- [Data lines]:
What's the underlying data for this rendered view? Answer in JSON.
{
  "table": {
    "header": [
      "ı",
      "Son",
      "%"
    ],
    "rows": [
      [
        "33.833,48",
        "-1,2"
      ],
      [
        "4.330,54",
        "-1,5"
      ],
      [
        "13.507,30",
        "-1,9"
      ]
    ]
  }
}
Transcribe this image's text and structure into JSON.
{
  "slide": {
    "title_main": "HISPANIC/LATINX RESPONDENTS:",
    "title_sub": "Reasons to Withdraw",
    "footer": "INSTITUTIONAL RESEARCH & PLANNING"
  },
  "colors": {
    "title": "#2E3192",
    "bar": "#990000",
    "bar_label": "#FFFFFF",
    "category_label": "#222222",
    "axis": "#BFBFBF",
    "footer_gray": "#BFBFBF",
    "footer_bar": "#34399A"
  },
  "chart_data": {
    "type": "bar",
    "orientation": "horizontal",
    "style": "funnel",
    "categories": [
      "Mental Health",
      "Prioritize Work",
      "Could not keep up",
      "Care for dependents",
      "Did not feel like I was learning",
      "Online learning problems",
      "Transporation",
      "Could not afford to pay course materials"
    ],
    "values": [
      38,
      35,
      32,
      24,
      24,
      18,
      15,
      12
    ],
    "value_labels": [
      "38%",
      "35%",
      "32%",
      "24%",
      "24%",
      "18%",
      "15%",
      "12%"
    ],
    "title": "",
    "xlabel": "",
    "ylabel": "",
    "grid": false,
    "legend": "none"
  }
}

- [Requirements]: Report each line in the data that holds the word "JSON".

- [Exercise result]:
What's the underlying data for this rendered view? Answer in JSON.
Transcribe this image's text and structure into JSON.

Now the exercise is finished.